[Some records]
□ □ □ □ □

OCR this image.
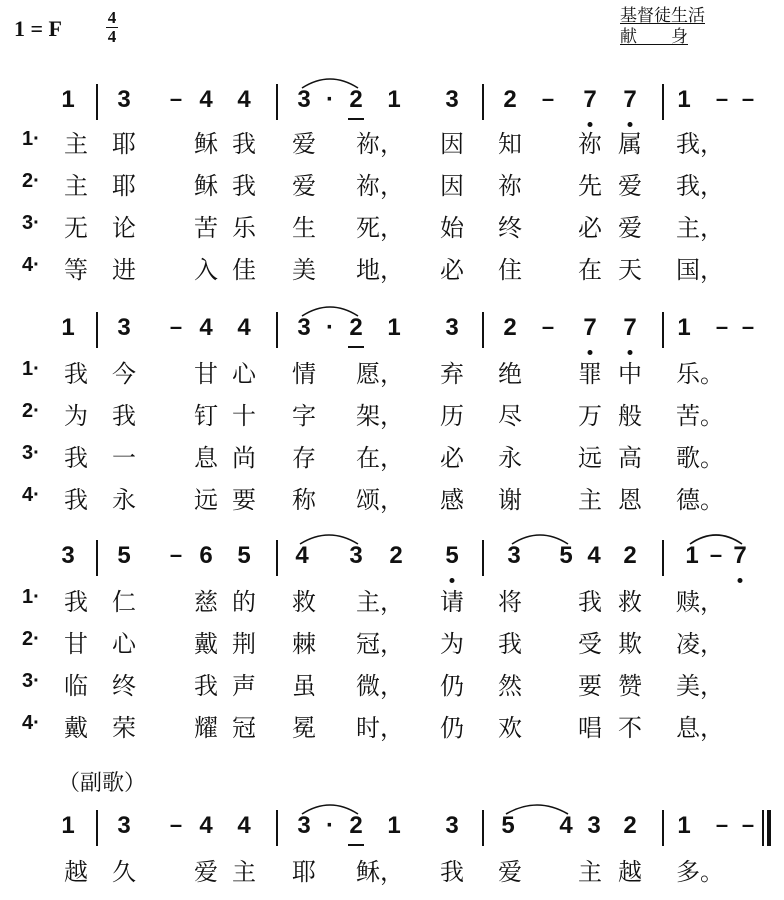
1 = F	4
4
基督徒生活
献　　身
（副歌）
1 3 – 4 4 3 · 2 1 3 2 – 7 7 1 – –
1· 主 耶 稣 我 爱 祢， 因 知 祢 属 我，
2· 主 耶 稣 我 爱 祢， 因 祢 先 爱 我，
3· 无 论 苦 乐 生 死， 始 终 必 爱 主，
4· 等 进 入 佳 美 地， 必 住 在 天 国，
1 3 – 4 4 3 · 2 1 3 2 – 7 7 1 – –
1· 我 今 甘 心 情 愿， 弃 绝 罪 中 乐。
2· 为 我 钉 十 字 架， 历 尽 万 般 苦。
3· 我 一 息 尚 存 在， 必 永 远 高 歌。
4· 我 永 远 要 称 颂， 感 谢 主 恩 德。
3 5 – 6 5 4 3 2 5 3 5 4 2 1 – 7
1· 我 仁 慈 的 救 主， 请 将 我 救 赎，
2· 甘 心 戴 荆 棘 冠， 为 我 受 欺 凌，
3· 临 终 我 声 虽 微， 仍 然 要 赞 美，
4· 戴 荣 耀 冠 冕 时， 仍 欢 唱 不 息，
1 3 – 4 4 3 · 2 1 3 5 4 3 2 1 – –
越 久 爱 主 耶 稣， 我 爱 主 越 多。
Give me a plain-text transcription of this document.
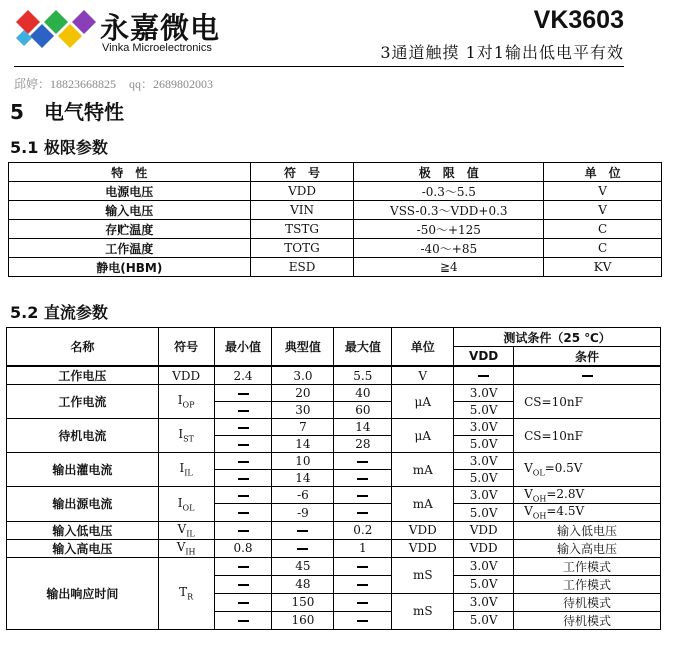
永嘉微电
Vinka Microelectronics
VK3603
3通道触摸 1对1输出低电平有效
邱婷：18823668825 qq：2689802003
5 电气特性
5.1 极限参数
特　性	符　号	极　限　值	单　位
电源电压	VDD	-0.3～5.5	V
输入电压	VIN	VSS-0.3～VDD+0.3	V
存贮温度	TSTG	-50～+125	C
工作温度	TOTG	-40～+85	C
静电(HBM)	ESD	≧4	KV
5.2 直流参数
名称	符号	最小值	典型值	最大值	单位	测试条件（25 ℃）	
						VDD	条件
工作电压	VDD	2.4	3.0	5.5	V		
工作电流	$I_{OP}$		20	40	μA	3.0V	CS=10nF
			30	60		5.0V	
待机电流	$I_{ST}$		7	14	μA	3.0V	CS=10nF
			14	28		5.0V	
输出灌电流	$I_{IL}$		10		mA	3.0V	$V_{OL}=0.5V$
			14			5.0V	
输出源电流	$I_{OL}$		-6		mA	3.0V	$V_{OH}=2.8V$
			-9			5.0V	$V_{OH}=4.5V$
输入低电压	$V_{IL}$			0.2	VDD	VDD	输入低电压
输入高电压	$V_{IH}$	0.8		1	VDD	VDD	输入高电压
输出响应时间	$T_R$		45		mS	3.0V	工作模式
			48			5.0V	工作模式
			150		mS	3.0V	待机模式
			160			5.0V	待机模式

□ □ □ □ □

## TASK BRIEF
Look for the word "this" and return every line where it occurs.

## COMPLETE OUTPUT
OCR this image.
Give me a plain-text transcription of this document.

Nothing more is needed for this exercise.